----- RECORDS TO USE -----
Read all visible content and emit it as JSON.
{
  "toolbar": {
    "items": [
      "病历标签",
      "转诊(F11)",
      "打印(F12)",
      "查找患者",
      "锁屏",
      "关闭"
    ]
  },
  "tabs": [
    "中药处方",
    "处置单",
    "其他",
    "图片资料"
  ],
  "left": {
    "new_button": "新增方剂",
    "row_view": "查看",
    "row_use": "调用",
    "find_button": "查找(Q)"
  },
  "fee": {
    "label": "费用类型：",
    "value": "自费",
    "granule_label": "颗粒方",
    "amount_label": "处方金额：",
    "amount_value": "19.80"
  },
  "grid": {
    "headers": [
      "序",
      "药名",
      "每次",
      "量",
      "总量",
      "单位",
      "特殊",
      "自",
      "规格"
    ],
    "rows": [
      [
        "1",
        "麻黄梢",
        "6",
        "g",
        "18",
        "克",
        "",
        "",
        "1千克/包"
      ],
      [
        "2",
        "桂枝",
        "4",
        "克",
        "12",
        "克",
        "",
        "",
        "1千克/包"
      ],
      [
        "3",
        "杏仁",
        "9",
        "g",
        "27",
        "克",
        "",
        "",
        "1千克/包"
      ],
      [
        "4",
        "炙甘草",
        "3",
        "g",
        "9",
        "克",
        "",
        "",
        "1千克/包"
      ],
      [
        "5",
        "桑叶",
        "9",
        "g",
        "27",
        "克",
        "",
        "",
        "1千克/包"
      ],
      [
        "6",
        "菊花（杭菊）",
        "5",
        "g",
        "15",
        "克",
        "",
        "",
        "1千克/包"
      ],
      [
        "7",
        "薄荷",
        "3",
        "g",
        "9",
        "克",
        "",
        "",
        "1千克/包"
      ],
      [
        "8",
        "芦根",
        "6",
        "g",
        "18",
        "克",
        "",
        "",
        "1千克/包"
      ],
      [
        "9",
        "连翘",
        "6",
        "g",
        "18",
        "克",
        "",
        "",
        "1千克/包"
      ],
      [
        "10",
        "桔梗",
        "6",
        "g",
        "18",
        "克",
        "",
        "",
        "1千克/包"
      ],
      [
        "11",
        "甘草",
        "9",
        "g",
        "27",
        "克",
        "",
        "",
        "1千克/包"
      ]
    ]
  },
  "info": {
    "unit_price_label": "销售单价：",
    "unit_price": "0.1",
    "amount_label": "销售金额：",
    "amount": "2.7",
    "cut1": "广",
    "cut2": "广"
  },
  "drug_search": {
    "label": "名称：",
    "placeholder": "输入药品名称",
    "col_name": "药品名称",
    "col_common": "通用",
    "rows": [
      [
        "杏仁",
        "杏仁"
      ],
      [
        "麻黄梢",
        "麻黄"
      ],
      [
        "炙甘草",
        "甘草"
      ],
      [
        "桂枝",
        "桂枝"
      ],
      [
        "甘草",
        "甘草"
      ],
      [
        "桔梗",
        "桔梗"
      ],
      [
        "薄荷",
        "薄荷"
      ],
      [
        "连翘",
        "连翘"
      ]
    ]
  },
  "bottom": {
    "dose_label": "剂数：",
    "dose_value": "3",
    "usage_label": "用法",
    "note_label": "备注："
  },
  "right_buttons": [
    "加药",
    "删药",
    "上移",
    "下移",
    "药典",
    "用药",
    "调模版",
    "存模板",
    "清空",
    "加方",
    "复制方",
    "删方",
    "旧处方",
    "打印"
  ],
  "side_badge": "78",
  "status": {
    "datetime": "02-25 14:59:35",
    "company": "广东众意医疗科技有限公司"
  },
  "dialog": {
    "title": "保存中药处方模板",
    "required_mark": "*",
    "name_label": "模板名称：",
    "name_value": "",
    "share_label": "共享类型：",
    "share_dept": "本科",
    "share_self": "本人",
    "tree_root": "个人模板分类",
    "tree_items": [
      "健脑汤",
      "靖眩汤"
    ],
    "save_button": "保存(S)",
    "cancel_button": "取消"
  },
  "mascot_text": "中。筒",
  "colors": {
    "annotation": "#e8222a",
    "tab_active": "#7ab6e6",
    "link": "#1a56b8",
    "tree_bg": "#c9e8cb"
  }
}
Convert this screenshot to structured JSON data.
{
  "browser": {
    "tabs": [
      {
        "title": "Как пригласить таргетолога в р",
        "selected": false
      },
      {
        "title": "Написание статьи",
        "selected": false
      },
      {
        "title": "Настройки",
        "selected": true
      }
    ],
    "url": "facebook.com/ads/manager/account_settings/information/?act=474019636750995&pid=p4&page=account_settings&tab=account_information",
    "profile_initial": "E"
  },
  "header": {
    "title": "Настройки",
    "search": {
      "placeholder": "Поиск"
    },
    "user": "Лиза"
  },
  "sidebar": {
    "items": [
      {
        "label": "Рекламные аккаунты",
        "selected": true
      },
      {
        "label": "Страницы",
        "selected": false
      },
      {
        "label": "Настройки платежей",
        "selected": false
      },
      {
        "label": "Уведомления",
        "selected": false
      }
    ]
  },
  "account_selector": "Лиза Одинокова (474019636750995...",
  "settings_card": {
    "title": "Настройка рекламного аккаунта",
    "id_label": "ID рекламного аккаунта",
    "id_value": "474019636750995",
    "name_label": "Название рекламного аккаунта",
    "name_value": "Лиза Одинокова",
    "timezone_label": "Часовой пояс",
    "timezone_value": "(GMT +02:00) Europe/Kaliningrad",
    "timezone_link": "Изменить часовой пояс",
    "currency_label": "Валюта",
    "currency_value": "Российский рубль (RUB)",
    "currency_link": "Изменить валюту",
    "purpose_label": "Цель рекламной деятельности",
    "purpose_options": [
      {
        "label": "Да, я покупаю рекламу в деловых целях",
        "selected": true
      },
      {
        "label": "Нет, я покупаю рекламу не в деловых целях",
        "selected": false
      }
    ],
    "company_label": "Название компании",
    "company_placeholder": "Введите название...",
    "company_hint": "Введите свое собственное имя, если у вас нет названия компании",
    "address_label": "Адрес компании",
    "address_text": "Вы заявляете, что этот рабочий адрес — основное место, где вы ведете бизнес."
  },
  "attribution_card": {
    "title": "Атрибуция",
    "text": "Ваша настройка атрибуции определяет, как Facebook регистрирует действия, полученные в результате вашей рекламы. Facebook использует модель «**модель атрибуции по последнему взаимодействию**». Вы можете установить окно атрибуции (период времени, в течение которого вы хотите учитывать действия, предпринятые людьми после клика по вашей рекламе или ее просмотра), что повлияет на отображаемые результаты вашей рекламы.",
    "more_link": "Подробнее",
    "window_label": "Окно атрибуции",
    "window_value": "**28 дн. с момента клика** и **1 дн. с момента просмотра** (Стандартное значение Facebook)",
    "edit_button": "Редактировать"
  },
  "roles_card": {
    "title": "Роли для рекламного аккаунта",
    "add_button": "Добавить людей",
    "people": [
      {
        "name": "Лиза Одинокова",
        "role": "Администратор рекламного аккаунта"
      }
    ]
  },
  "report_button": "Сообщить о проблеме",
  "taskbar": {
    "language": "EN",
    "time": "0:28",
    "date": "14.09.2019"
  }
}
-----
### SHORT EXERCISE
Extract every line above containing the word "JSON".

### WRITTEN REPLY
Read all visible content and emit it as JSON.
Convert this screenshot to structured JSON data.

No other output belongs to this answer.